-- Start --
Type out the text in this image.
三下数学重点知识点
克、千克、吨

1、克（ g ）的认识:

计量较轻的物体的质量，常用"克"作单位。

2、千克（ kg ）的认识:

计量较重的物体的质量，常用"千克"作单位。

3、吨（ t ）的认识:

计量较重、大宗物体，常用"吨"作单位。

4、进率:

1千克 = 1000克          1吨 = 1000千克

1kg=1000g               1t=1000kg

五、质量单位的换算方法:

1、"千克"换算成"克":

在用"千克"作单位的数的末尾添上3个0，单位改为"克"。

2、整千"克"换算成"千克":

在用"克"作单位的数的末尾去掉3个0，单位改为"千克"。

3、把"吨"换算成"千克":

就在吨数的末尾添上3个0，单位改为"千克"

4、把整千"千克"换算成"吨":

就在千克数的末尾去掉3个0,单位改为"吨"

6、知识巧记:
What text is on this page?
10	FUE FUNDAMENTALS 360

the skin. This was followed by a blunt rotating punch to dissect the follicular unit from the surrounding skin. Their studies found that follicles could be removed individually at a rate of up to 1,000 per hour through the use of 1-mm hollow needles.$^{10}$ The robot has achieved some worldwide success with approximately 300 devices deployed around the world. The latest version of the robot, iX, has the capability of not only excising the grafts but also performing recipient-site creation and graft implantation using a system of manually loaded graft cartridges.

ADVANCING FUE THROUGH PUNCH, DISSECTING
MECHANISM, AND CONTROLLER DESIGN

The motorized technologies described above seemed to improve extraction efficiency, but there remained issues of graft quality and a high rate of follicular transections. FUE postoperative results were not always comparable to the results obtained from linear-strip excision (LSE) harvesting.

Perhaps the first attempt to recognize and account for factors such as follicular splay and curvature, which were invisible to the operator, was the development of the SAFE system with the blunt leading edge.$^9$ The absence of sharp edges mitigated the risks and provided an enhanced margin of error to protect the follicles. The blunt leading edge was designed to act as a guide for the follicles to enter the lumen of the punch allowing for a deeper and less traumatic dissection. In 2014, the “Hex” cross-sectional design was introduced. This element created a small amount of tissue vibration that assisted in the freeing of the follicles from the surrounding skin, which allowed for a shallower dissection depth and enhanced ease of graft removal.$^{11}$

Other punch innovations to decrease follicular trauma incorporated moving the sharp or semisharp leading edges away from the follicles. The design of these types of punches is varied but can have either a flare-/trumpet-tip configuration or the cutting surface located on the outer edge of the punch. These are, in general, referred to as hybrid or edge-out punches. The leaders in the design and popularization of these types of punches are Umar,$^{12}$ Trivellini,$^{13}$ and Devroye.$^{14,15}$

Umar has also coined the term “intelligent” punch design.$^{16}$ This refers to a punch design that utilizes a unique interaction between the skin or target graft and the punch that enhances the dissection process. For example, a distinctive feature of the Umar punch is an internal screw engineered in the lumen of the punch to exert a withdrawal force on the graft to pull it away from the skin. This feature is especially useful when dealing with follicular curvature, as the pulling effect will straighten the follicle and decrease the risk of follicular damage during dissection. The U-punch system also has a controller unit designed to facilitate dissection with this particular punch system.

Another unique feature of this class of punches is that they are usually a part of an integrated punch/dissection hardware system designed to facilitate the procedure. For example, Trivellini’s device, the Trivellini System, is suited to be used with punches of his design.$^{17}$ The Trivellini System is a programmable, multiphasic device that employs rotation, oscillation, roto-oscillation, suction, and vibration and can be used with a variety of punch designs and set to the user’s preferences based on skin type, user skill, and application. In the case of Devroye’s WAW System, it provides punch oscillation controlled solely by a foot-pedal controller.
-- End --
Write out every record shown above, word for word.

Type out the text in this image.
三下数学重点知识点
克、千克、吨

1、克（ g ）的认识:

计量较轻的物体的质量，常用"克"作单位。

2、千克（ kg ）的认识:

计量较重的物体的质量，常用"千克"作单位。

3、吨（ t ）的认识:

计量较重、大宗物体，常用"吨"作单位。

4、进率:

1千克 = 1000克          1吨 = 1000千克

1kg=1000g               1t=1000kg

五、质量单位的换算方法:

1、"千克"换算成"克":

在用"千克"作单位的数的末尾添上3个0，单位改为"克"。

2、整千"克"换算成"千克":

在用"克"作单位的数的末尾去掉3个0，单位改为"千克"。

3、把"吨"换算成"千克":

就在吨数的末尾添上3个0，单位改为"千克"

4、把整千"千克"换算成"吨":

就在千克数的末尾去掉3个0,单位改为"吨"

6、知识巧记:
What text is on this page?
10	FUE FUNDAMENTALS 360

the skin. This was followed by a blunt rotating punch to dissect the follicular unit from the surrounding skin. Their studies found that follicles could be removed individually at a rate of up to 1,000 per hour through the use of 1-mm hollow needles.$^{10}$ The robot has achieved some worldwide success with approximately 300 devices deployed around the world. The latest version of the robot, iX, has the capability of not only excising the grafts but also performing recipient-site creation and graft implantation using a system of manually loaded graft cartridges.

ADVANCING FUE THROUGH PUNCH, DISSECTING
MECHANISM, AND CONTROLLER DESIGN

The motorized technologies described above seemed to improve extraction efficiency, but there remained issues of graft quality and a high rate of follicular transections. FUE postoperative results were not always comparable to the results obtained from linear-strip excision (LSE) harvesting.

Perhaps the first attempt to recognize and account for factors such as follicular splay and curvature, which were invisible to the operator, was the development of the SAFE system with the blunt leading edge.$^9$ The absence of sharp edges mitigated the risks and provided an enhanced margin of error to protect the follicles. The blunt leading edge was designed to act as a guide for the follicles to enter the lumen of the punch allowing for a deeper and less traumatic dissection. In 2014, the “Hex” cross-sectional design was introduced. This element created a small amount of tissue vibration that assisted in the freeing of the follicles from the surrounding skin, which allowed for a shallower dissection depth and enhanced ease of graft removal.$^{11}$

Other punch innovations to decrease follicular trauma incorporated moving the sharp or semisharp leading edges away from the follicles. The design of these types of punches is varied but can have either a flare-/trumpet-tip configuration or the cutting surface located on the outer edge of the punch. These are, in general, referred to as hybrid or edge-out punches. The leaders in the design and popularization of these types of punches are Umar,$^{12}$ Trivellini,$^{13}$ and Devroye.$^{14,15}$

Umar has also coined the term “intelligent” punch design.$^{16}$ This refers to a punch design that utilizes a unique interaction between the skin or target graft and the punch that enhances the dissection process. For example, a distinctive feature of the Umar punch is an internal screw engineered in the lumen of the punch to exert a withdrawal force on the graft to pull it away from the skin. This feature is especially useful when dealing with follicular curvature, as the pulling effect will straighten the follicle and decrease the risk of follicular damage during dissection. The U-punch system also has a controller unit designed to facilitate dissection with this particular punch system.

Another unique feature of this class of punches is that they are usually a part of an integrated punch/dissection hardware system designed to facilitate the procedure. For example, Trivellini’s device, the Trivellini System, is suited to be used with punches of his design.$^{17}$ The Trivellini System is a programmable, multiphasic device that employs rotation, oscillation, roto-oscillation, suction, and vibration and can be used with a variety of punch designs and set to the user’s preferences based on skin type, user skill, and application. In the case of Devroye’s WAW System, it provides punch oscillation controlled solely by a foot-pedal controller.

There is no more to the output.